SOURCE MATERIAL:
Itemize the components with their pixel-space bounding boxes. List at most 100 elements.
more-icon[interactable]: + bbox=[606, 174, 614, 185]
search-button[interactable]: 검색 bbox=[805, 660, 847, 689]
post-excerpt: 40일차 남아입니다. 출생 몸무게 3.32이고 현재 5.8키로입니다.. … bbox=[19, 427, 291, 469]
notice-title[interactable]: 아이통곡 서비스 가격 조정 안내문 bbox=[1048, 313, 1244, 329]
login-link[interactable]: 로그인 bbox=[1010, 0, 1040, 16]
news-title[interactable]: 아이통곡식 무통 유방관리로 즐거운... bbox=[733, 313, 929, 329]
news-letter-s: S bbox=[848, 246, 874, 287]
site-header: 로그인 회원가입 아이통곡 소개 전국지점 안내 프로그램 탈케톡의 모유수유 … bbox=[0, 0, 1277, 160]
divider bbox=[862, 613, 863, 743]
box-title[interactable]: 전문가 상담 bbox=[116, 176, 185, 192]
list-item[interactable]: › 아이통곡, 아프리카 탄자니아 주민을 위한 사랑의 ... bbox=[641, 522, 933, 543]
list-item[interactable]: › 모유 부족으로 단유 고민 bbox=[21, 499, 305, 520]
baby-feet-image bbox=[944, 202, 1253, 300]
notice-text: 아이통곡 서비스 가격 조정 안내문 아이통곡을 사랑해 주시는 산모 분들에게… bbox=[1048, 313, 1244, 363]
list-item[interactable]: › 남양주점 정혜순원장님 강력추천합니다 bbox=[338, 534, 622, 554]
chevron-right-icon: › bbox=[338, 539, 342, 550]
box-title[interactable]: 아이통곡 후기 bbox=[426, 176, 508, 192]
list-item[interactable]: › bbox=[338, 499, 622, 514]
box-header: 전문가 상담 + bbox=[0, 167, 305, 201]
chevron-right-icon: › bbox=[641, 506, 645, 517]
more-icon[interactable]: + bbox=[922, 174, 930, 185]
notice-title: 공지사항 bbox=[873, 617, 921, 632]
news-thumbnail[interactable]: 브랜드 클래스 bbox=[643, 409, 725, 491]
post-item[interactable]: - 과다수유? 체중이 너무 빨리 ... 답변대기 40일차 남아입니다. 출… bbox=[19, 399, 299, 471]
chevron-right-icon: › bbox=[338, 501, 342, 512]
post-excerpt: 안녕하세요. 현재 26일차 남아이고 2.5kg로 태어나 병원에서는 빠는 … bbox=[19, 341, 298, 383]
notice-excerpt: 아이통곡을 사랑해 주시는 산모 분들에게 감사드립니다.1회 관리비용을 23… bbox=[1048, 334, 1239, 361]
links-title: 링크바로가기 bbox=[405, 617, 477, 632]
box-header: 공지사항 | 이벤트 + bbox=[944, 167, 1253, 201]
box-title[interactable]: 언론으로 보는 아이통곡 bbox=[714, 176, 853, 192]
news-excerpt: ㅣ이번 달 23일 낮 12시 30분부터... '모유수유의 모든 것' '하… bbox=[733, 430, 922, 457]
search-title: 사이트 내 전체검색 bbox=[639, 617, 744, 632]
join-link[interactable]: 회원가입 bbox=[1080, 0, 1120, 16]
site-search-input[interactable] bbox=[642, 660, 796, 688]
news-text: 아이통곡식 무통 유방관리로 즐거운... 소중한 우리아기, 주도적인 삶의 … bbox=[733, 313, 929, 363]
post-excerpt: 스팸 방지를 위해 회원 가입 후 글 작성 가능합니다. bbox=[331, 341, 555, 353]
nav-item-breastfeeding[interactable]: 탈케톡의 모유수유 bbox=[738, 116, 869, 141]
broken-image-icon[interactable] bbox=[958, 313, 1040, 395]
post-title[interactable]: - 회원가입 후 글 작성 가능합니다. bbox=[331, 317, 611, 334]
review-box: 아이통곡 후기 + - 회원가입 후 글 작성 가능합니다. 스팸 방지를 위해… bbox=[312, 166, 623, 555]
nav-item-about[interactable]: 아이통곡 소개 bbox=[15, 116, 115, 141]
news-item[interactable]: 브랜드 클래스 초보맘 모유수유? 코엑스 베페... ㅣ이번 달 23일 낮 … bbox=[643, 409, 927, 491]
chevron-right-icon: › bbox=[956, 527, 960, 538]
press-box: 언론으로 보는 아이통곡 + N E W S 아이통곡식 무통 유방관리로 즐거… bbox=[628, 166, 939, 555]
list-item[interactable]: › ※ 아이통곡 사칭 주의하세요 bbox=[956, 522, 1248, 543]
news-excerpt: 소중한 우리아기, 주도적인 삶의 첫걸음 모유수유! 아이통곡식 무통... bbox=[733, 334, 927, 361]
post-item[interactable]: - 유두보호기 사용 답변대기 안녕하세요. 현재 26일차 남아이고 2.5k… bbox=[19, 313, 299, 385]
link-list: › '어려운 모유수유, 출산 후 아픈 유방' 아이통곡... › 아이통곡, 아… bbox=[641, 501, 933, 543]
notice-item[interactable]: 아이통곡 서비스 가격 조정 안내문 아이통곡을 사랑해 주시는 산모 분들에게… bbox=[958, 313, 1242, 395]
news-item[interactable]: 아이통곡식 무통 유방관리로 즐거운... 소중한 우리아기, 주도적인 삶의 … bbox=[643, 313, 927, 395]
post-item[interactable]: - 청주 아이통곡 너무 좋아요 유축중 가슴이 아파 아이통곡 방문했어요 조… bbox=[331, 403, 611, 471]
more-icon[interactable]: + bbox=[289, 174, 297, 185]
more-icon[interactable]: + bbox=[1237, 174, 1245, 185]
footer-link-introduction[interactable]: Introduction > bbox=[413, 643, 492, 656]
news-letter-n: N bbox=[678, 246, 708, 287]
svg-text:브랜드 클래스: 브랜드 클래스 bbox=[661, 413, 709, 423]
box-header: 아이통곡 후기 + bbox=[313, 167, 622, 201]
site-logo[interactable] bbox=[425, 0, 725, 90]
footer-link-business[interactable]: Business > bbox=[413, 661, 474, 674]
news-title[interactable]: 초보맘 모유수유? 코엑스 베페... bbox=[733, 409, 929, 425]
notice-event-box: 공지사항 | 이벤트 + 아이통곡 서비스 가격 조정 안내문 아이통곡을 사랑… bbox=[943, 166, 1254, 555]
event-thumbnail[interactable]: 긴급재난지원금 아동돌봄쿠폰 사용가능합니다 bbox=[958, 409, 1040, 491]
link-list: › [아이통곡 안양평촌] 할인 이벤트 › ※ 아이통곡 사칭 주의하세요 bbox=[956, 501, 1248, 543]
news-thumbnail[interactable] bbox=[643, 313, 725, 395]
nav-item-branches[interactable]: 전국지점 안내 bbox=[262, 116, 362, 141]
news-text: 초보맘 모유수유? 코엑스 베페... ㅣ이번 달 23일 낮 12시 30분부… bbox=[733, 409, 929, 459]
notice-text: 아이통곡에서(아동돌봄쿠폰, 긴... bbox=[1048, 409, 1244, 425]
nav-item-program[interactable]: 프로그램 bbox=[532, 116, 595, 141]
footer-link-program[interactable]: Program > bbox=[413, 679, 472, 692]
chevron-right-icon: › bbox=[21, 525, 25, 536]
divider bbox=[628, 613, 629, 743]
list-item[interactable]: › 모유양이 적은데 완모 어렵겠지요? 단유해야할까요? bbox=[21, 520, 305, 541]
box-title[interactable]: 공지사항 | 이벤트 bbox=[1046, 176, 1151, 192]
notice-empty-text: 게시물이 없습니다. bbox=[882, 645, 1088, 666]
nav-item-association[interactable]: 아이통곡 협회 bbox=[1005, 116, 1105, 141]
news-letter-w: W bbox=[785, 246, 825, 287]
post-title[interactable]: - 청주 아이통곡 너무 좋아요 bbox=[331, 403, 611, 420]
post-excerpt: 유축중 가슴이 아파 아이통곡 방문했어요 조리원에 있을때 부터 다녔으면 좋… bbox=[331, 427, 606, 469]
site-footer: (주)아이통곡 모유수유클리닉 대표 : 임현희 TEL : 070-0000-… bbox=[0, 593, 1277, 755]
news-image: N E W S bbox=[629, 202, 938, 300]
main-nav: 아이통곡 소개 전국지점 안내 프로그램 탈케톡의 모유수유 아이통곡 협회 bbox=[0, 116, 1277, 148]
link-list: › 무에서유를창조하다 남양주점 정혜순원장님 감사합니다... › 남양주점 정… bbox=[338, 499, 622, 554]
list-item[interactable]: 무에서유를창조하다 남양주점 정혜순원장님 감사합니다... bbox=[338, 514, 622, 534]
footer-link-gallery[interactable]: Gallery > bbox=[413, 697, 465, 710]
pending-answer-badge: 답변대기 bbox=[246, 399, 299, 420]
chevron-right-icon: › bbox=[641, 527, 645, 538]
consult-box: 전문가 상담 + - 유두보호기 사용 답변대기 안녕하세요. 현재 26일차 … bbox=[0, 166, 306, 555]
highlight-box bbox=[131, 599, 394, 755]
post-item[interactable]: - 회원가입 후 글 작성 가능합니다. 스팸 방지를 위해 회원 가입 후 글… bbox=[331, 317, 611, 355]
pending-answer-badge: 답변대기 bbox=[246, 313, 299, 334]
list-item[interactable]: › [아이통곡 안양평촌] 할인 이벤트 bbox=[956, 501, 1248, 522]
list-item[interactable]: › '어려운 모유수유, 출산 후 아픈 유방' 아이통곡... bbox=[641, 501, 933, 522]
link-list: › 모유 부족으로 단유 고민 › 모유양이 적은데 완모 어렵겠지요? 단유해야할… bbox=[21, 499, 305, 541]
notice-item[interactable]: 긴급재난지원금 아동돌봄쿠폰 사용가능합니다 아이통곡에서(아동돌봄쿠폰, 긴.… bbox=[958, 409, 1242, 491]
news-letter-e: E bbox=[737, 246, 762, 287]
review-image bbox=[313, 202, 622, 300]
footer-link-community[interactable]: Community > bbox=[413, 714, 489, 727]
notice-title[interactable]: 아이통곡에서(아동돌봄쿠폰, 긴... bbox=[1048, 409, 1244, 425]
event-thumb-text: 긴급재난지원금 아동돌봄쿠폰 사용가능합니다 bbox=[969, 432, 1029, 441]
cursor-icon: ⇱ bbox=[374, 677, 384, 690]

WHAT YOU WILL DO:
Can you copy the rows above word for word, from the first one through the row that contains "news-thumbnail[interactable]: 브랜드 클래스", including that row?

RESULT OF THIS EXERCISE:
Itemize the components with their pixel-space bounding boxes. List at most 100 elements.
more-icon[interactable]: + bbox=[606, 174, 614, 185]
search-button[interactable]: 검색 bbox=[805, 660, 847, 689]
post-excerpt: 40일차 남아입니다. 출생 몸무게 3.32이고 현재 5.8키로입니다.. … bbox=[19, 427, 291, 469]
notice-title[interactable]: 아이통곡 서비스 가격 조정 안내문 bbox=[1048, 313, 1244, 329]
login-link[interactable]: 로그인 bbox=[1010, 0, 1040, 16]
news-title[interactable]: 아이통곡식 무통 유방관리로 즐거운... bbox=[733, 313, 929, 329]
news-letter-s: S bbox=[848, 246, 874, 287]
site-header: 로그인 회원가입 아이통곡 소개 전국지점 안내 프로그램 탈케톡의 모유수유 … bbox=[0, 0, 1277, 160]
divider bbox=[862, 613, 863, 743]
box-title[interactable]: 전문가 상담 bbox=[116, 176, 185, 192]
list-item[interactable]: › 아이통곡, 아프리카 탄자니아 주민을 위한 사랑의 ... bbox=[641, 522, 933, 543]
list-item[interactable]: › 모유 부족으로 단유 고민 bbox=[21, 499, 305, 520]
baby-feet-image bbox=[944, 202, 1253, 300]
notice-text: 아이통곡 서비스 가격 조정 안내문 아이통곡을 사랑해 주시는 산모 분들에게… bbox=[1048, 313, 1244, 363]
list-item[interactable]: › 남양주점 정혜순원장님 강력추천합니다 bbox=[338, 534, 622, 554]
chevron-right-icon: › bbox=[338, 539, 342, 550]
box-title[interactable]: 아이통곡 후기 bbox=[426, 176, 508, 192]
list-item[interactable]: › bbox=[338, 499, 622, 514]
box-header: 전문가 상담 + bbox=[0, 167, 305, 201]
chevron-right-icon: › bbox=[641, 506, 645, 517]
more-icon[interactable]: + bbox=[922, 174, 930, 185]
notice-title: 공지사항 bbox=[873, 617, 921, 632]
news-thumbnail[interactable]: 브랜드 클래스 bbox=[643, 409, 725, 491]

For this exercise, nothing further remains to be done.